Render the entries from their first line through the line containing "scrollbar[interactable] (147, 851, 777, 865)" as a JSON list of strings, one per line, with blank lines omitted.

───── RECORD EXTRACTS ─────

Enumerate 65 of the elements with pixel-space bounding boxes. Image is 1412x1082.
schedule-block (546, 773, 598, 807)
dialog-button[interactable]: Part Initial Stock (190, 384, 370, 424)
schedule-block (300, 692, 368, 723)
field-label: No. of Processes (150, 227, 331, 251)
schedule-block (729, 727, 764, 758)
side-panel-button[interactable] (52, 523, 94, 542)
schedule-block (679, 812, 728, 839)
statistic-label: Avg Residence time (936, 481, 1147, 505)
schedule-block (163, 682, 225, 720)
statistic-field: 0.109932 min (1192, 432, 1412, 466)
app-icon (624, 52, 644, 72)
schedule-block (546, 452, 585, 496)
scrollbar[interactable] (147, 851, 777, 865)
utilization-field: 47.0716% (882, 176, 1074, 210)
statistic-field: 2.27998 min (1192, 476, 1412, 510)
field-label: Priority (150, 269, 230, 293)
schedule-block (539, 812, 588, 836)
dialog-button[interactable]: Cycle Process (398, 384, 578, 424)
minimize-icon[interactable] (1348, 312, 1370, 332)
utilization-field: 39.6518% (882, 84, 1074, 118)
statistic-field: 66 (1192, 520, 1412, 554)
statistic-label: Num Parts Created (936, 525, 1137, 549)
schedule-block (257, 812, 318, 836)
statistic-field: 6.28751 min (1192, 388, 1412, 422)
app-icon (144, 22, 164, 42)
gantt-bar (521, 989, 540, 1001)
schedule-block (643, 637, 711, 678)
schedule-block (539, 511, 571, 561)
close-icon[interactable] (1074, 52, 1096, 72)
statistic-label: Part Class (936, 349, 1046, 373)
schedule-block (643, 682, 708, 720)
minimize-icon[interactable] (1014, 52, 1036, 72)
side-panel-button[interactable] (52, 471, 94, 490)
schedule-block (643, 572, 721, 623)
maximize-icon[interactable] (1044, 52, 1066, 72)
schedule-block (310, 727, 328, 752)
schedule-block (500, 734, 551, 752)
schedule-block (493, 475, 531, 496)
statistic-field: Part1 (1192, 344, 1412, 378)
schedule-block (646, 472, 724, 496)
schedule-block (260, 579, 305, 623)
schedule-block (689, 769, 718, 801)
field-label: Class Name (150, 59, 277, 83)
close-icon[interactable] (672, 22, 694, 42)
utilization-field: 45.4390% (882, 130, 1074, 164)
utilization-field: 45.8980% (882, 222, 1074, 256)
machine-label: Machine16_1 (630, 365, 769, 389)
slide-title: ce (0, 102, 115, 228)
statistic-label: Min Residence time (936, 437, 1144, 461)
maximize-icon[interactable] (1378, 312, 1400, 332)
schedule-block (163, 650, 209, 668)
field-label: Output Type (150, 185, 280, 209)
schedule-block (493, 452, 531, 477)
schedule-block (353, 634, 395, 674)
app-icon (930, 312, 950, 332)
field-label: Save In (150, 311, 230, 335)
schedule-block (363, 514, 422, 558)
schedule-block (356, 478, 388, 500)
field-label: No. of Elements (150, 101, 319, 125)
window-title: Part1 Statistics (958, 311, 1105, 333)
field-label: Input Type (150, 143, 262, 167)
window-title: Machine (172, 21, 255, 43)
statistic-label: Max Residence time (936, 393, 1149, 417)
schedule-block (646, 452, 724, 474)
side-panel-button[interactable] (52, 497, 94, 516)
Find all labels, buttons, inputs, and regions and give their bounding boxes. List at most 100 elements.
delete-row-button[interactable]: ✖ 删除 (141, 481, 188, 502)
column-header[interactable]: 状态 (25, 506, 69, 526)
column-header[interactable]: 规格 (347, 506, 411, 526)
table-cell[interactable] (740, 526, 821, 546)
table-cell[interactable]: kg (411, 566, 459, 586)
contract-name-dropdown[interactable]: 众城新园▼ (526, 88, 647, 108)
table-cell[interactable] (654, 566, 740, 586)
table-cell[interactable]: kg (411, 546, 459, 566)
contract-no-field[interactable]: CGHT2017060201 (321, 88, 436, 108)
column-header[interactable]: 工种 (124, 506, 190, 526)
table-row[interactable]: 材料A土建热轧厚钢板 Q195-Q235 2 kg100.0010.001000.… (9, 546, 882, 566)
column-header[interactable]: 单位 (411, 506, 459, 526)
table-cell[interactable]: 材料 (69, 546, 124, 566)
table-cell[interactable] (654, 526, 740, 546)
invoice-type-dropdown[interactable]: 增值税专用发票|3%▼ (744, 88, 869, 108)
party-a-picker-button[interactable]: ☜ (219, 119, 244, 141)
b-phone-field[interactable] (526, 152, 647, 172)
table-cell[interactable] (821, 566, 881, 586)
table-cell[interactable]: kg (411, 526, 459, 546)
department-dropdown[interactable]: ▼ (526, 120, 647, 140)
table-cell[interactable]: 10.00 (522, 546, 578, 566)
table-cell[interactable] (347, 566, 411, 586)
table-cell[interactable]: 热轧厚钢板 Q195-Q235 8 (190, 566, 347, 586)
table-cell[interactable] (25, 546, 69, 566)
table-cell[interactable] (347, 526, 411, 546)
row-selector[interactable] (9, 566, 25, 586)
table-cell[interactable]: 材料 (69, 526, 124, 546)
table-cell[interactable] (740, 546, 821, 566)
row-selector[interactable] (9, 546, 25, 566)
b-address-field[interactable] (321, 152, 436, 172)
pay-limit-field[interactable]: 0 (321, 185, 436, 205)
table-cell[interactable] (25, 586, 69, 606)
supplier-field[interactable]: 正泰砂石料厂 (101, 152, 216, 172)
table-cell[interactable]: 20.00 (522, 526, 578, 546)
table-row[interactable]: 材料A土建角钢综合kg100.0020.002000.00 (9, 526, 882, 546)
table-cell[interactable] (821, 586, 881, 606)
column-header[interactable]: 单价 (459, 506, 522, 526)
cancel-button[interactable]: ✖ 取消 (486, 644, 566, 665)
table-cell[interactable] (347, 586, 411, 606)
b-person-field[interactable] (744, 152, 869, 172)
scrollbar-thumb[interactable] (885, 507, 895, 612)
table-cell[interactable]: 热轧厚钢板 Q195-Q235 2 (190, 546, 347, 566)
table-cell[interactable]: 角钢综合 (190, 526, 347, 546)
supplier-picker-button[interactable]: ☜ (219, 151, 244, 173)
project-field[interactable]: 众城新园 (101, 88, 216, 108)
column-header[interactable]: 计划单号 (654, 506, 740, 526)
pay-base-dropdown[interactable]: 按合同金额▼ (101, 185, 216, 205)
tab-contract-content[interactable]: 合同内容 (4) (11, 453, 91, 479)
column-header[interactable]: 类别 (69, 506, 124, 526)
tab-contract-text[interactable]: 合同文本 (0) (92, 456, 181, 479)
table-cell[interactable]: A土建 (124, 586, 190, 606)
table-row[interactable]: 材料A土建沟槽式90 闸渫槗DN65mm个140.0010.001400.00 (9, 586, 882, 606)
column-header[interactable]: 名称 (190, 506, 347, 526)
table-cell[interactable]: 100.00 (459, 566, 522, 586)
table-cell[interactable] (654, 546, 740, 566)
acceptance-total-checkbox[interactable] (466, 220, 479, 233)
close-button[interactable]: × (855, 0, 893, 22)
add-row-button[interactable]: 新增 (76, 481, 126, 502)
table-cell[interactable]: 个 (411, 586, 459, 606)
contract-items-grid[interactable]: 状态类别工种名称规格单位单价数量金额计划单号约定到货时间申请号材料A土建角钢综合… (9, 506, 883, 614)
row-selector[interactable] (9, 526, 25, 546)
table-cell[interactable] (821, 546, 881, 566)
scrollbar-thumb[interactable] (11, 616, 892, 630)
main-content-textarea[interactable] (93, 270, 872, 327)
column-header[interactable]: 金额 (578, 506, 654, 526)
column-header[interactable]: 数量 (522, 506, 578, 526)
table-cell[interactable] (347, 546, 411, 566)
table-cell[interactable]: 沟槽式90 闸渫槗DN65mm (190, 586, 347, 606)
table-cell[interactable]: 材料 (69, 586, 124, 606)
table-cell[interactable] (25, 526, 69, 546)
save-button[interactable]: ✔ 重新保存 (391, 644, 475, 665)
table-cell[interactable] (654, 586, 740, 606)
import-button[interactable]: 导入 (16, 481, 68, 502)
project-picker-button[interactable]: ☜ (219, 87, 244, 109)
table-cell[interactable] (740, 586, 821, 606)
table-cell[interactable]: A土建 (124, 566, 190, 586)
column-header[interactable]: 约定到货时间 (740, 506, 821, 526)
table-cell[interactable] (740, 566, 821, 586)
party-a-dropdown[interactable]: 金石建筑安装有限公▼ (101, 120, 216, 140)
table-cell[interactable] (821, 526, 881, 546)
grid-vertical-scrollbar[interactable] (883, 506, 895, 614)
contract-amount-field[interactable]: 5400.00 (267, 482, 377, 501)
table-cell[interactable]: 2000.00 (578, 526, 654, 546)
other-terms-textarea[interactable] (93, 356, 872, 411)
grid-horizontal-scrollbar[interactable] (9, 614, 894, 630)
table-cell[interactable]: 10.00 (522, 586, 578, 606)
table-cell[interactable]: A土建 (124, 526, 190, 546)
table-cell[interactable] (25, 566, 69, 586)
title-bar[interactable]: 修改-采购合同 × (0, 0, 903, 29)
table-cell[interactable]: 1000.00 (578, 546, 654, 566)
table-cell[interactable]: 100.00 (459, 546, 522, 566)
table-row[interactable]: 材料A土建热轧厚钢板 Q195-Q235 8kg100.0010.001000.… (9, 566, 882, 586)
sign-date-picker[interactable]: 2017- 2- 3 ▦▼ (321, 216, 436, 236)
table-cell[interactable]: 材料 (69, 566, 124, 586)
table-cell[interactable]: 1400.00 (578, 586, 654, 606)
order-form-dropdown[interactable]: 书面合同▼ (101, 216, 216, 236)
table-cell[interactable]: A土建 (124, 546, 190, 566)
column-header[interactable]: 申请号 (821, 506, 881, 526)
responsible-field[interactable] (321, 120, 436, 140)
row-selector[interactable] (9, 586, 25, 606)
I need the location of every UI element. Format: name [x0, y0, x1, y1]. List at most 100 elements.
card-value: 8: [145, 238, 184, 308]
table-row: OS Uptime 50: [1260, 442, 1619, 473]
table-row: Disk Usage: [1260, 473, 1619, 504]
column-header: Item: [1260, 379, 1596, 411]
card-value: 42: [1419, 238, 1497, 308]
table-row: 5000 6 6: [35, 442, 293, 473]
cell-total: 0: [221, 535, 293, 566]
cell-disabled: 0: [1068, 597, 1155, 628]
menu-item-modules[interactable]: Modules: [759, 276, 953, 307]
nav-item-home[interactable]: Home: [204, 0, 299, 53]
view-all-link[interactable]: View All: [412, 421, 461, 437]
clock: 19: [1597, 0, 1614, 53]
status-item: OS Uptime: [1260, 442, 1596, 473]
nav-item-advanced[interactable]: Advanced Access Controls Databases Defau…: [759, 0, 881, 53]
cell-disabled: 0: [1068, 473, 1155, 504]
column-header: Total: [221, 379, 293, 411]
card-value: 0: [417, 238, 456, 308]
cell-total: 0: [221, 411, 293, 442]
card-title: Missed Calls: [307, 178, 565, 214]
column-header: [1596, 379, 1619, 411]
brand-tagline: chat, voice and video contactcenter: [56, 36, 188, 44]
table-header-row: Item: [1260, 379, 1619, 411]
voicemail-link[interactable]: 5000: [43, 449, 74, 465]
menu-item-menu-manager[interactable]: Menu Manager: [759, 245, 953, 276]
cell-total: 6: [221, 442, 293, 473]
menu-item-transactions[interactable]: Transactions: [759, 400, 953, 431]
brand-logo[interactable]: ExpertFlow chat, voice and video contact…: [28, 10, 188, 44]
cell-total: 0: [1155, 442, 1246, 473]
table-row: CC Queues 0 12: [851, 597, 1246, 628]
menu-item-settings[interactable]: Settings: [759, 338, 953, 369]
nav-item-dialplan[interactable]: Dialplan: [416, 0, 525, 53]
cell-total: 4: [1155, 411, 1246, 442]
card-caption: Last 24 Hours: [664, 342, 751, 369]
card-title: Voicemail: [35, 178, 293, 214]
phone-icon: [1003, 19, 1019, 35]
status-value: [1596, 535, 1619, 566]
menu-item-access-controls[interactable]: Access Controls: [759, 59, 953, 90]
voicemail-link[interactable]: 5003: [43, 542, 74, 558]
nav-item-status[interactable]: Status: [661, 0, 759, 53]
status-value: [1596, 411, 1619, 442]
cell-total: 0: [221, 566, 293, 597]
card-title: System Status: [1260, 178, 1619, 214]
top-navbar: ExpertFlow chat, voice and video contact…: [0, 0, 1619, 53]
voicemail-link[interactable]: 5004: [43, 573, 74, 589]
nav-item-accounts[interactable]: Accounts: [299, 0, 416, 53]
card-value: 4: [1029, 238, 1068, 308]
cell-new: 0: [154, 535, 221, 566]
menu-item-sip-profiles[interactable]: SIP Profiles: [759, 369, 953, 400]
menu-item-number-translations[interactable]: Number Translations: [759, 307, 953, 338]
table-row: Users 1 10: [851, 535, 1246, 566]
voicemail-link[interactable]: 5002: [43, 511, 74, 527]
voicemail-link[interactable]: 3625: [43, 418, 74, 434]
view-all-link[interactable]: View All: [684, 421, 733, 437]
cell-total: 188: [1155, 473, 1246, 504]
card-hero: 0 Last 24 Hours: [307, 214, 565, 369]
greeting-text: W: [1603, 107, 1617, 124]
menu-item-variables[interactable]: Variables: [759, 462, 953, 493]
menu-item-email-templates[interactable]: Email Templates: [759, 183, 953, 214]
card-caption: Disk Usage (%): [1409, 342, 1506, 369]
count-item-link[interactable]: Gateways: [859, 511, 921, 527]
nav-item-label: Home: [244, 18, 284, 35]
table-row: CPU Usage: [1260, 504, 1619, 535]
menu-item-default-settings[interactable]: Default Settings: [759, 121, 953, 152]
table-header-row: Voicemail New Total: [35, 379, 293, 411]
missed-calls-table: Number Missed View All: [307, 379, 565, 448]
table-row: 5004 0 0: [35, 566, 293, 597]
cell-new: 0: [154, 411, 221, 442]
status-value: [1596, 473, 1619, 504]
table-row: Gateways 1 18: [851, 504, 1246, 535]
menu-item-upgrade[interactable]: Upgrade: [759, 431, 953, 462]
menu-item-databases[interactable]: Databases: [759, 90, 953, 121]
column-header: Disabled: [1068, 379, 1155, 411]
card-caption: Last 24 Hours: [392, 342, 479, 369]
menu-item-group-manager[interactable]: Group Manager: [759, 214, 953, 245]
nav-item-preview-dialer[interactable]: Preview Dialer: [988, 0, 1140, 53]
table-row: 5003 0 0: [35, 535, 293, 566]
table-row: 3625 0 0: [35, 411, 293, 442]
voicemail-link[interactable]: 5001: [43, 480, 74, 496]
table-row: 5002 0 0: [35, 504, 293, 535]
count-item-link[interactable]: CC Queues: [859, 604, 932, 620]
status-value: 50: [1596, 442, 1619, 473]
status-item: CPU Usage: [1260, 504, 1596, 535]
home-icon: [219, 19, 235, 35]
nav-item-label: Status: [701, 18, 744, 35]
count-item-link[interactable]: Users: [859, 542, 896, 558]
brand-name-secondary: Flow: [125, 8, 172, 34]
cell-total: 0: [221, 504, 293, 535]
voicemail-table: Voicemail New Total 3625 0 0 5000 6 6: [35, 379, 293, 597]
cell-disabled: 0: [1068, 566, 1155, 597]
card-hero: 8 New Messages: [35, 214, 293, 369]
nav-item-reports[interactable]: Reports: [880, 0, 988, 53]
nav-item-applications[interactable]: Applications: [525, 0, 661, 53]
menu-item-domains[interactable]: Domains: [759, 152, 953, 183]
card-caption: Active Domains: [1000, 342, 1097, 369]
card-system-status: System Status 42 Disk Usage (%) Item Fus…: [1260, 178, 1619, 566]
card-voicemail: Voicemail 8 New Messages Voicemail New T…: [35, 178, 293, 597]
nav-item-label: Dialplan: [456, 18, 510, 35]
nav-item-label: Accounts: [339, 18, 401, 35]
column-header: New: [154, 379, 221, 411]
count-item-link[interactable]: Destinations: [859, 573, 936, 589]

─────

• [OUTPUT OF THE TASK]
[
  "Enumerate 65 of the elements with pixel-space bounding boxes. Image is 1412x1082.",
  "schedule-block (546, 773, 598, 807)",
  "dialog-button[interactable]: Part Initial Stock (190, 384, 370, 424)",
  "schedule-block (300, 692, 368, 723)",
  "field-label: No. of Processes (150, 227, 331, 251)",
  "schedule-block (729, 727, 764, 758)",
  "side-panel-button[interactable] (52, 523, 94, 542)",
  "schedule-block (679, 812, 728, 839)",
  "statistic-label: Avg Residence time (936, 481, 1147, 505)",
  "schedule-block (163, 682, 225, 720)",
  "statistic-field: 0.109932 min (1192, 432, 1412, 466)",
  "app-icon (624, 52, 644, 72)",
  "schedule-block (546, 452, 585, 496)",
  "scrollbar[interactable] (147, 851, 777, 865)"
]